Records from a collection
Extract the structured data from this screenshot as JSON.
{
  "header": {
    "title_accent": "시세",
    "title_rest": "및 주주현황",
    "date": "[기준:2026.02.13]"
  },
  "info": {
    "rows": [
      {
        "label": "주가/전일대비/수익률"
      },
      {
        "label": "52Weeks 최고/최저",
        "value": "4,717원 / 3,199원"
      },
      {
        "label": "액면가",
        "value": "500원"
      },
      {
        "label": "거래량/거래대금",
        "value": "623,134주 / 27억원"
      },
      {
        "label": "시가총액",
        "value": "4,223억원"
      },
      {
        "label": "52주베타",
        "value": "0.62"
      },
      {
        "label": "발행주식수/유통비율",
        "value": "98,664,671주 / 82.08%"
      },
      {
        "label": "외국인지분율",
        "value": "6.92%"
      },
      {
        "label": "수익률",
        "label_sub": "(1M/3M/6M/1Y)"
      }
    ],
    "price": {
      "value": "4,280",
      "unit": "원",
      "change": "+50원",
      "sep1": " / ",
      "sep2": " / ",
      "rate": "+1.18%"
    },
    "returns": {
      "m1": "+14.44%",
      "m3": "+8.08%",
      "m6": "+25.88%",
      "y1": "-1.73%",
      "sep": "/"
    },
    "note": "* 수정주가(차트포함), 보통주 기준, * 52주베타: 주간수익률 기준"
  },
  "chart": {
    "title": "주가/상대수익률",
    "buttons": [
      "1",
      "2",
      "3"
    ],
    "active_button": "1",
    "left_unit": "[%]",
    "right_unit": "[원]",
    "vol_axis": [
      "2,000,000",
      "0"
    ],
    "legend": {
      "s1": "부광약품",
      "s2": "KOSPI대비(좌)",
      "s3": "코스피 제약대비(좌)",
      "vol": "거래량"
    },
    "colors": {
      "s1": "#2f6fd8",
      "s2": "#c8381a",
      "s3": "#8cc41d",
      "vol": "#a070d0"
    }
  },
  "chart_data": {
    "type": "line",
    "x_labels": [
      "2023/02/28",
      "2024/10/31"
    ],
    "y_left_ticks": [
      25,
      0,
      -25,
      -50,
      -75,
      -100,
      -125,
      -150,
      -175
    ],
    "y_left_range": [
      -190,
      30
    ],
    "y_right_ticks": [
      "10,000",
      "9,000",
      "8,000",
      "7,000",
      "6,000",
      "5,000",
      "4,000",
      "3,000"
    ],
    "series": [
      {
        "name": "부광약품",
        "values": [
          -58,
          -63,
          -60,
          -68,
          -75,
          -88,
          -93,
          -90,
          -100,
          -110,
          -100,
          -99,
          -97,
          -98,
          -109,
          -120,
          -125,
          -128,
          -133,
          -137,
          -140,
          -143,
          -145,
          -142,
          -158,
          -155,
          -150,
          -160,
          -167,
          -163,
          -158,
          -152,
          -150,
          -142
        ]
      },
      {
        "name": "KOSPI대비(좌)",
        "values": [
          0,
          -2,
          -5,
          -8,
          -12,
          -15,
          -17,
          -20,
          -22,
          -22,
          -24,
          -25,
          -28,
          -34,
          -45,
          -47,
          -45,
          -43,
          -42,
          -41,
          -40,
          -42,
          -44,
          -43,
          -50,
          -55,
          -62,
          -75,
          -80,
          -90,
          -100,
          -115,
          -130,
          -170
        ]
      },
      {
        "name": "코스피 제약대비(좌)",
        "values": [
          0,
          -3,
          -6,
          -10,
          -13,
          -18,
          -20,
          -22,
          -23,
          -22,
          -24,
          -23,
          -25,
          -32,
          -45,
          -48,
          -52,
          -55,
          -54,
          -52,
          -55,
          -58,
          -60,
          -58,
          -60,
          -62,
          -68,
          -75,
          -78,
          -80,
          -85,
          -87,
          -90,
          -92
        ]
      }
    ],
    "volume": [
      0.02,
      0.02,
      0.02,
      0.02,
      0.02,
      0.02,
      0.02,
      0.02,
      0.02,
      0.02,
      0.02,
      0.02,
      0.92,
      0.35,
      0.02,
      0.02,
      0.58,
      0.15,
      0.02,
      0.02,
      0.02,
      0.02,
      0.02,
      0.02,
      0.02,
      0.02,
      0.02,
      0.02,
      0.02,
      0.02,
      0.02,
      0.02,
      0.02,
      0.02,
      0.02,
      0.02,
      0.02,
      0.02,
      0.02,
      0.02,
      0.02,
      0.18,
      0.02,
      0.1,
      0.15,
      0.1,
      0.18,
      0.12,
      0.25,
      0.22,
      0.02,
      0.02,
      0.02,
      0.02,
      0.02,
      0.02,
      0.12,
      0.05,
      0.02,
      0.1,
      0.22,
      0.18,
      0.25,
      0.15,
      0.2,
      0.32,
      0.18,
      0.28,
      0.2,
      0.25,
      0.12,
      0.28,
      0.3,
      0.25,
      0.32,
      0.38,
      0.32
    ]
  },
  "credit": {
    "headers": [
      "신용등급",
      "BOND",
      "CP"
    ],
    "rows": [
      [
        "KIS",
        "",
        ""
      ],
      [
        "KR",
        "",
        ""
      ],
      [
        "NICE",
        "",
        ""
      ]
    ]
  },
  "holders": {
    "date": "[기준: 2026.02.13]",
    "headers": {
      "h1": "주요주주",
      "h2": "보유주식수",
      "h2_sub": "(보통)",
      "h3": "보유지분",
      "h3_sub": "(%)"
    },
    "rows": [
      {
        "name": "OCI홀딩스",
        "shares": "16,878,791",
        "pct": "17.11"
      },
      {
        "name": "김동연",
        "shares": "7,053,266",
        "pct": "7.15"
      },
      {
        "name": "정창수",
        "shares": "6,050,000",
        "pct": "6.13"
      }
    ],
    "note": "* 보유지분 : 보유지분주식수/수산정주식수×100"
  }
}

→ Required work:
Hand back the material above in full, exactly as written.

→ Answer for the task:
Extract the structured data from this screenshot as JSON.
{
  "header": {
    "title_accent": "시세",
    "title_rest": "및 주주현황",
    "date": "[기준:2026.02.13]"
  },
  "info": {
    "rows": [
      {
        "label": "주가/전일대비/수익률"
      },
      {
        "label": "52Weeks 최고/최저",
        "value": "4,717원 / 3,199원"
      },
      {
        "label": "액면가",
        "value": "500원"
      },
      {
        "label": "거래량/거래대금",
        "value": "623,134주 / 27억원"
      },
      {
        "label": "시가총액",
        "value": "4,223억원"
      },
      {
        "label": "52주베타",
        "value": "0.62"
      },
      {
        "label": "발행주식수/유통비율",
        "value": "98,664,671주 / 82.08%"
      },
      {
        "label": "외국인지분율",
        "value": "6.92%"
      },
      {
        "label": "수익률",
        "label_sub": "(1M/3M/6M/1Y)"
      }
    ],
    "price": {
      "value": "4,280",
      "unit": "원",
      "change": "+50원",
      "sep1": " / ",
      "sep2": " / ",
      "rate": "+1.18%"
    },
    "returns": {
      "m1": "+14.44%",
      "m3": "+8.08%",
      "m6": "+25.88%",
      "y1": "-1.73%",
      "sep": "/"
    },
    "note": "* 수정주가(차트포함), 보통주 기준, * 52주베타: 주간수익률 기준"
  },
  "chart": {
    "title": "주가/상대수익률",
    "buttons": [
      "1",
      "2",
      "3"
    ],
    "active_button": "1",
    "left_unit": "[%]",
    "right_unit": "[원]",
    "vol_axis": [
      "2,000,000",
      "0"
    ],
    "legend": {
      "s1": "부광약품",
      "s2": "KOSPI대비(좌)",
      "s3": "코스피 제약대비(좌)",
      "vol": "거래량"
    },
    "colors": {
      "s1": "#2f6fd8",
      "s2": "#c8381a",
      "s3": "#8cc41d",
      "vol": "#a070d0"
    }
  },
  "chart_data": {
    "type": "line",
    "x_labels": [
      "2023/02/28",
      "2024/10/31"
    ],
    "y_left_ticks": [
      25,
      0,
      -25,
      -50,
      -75,
      -100,
      -125,
      -150,
      -175
    ],
    "y_left_range": [
      -190,
      30
    ],
    "y_right_ticks": [
      "10,000",
      "9,000",
      "8,000",
      "7,000",
      "6,000",
      "5,000",
      "4,000",
      "3,000"
    ],
    "series": [
      {
        "name": "부광약품",
        "values": [
          -58,
          -63,
          -60,
          -68,
          -75,
          -88,
          -93,
          -90,
          -100,
          -110,
          -100,
          -99,
          -97,
          -98,
          -109,
          -120,
          -125,
          -128,
          -133,
          -137,
          -140,
          -143,
          -145,
          -142,
          -158,
          -155,
          -150,
          -160,
          -167,
          -163,
          -158,
          -152,
          -150,
          -142
        ]
      },
      {
        "name": "KOSPI대비(좌)",
        "values": [
          0,
          -2,
          -5,
          -8,
          -12,
          -15,
          -17,
          -20,
          -22,
          -22,
          -24,
          -25,
          -28,
          -34,
          -45,
          -47,
          -45,
          -43,
          -42,
          -41,
          -40,
          -42,
          -44,
          -43,
          -50,
          -55,
          -62,
          -75,
          -80,
          -90,
          -100,
          -115,
          -130,
          -170
        ]
      },
      {
        "name": "코스피 제약대비(좌)",
        "values": [
          0,
          -3,
          -6,
          -10,
          -13,
          -18,
          -20,
          -22,
          -23,
          -22,
          -24,
          -23,
          -25,
          -32,
          -45,
          -48,
          -52,
          -55,
          -54,
          -52,
          -55,
          -58,
          -60,
          -58,
          -60,
          -62,
          -68,
          -75,
          -78,
          -80,
          -85,
          -87,
          -90,
          -92
        ]
      }
    ],
    "volume": [
      0.02,
      0.02,
      0.02,
      0.02,
      0.02,
      0.02,
      0.02,
      0.02,
      0.02,
      0.02,
      0.02,
      0.02,
      0.92,
      0.35,
      0.02,
      0.02,
      0.58,
      0.15,
      0.02,
      0.02,
      0.02,
      0.02,
      0.02,
      0.02,
      0.02,
      0.02,
      0.02,
      0.02,
      0.02,
      0.02,
      0.02,
      0.02,
      0.02,
      0.02,
      0.02,
      0.02,
      0.02,
      0.02,
      0.02,
      0.02,
      0.02,
      0.18,
      0.02,
      0.1,
      0.15,
      0.1,
      0.18,
      0.12,
      0.25,
      0.22,
      0.02,
      0.02,
      0.02,
      0.02,
      0.02,
      0.02,
      0.12,
      0.05,
      0.02,
      0.1,
      0.22,
      0.18,
      0.25,
      0.15,
      0.2,
      0.32,
      0.18,
      0.28,
      0.2,
      0.25,
      0.12,
      0.28,
      0.3,
      0.25,
      0.32,
      0.38,
      0.32
    ]
  },
  "credit": {
    "headers": [
      "신용등급",
      "BOND",
      "CP"
    ],
    "rows": [
      [
        "KIS",
        "",
        ""
      ],
      [
        "KR",
        "",
        ""
      ],
      [
        "NICE",
        "",
        ""
      ]
    ]
  },
  "holders": {
    "date": "[기준: 2026.02.13]",
    "headers": {
      "h1": "주요주주",
      "h2": "보유주식수",
      "h2_sub": "(보통)",
      "h3": "보유지분",
      "h3_sub": "(%)"
    },
    "rows": [
      {
        "name": "OCI홀딩스",
        "shares": "16,878,791",
        "pct": "17.11"
      },
      {
        "name": "김동연",
        "shares": "7,053,266",
        "pct": "7.15"
      },
      {
        "name": "정창수",
        "shares": "6,050,000",
        "pct": "6.13"
      }
    ],
    "note": "* 보유지분 : 보유지분주식수/수산정주식수×100"
  }
}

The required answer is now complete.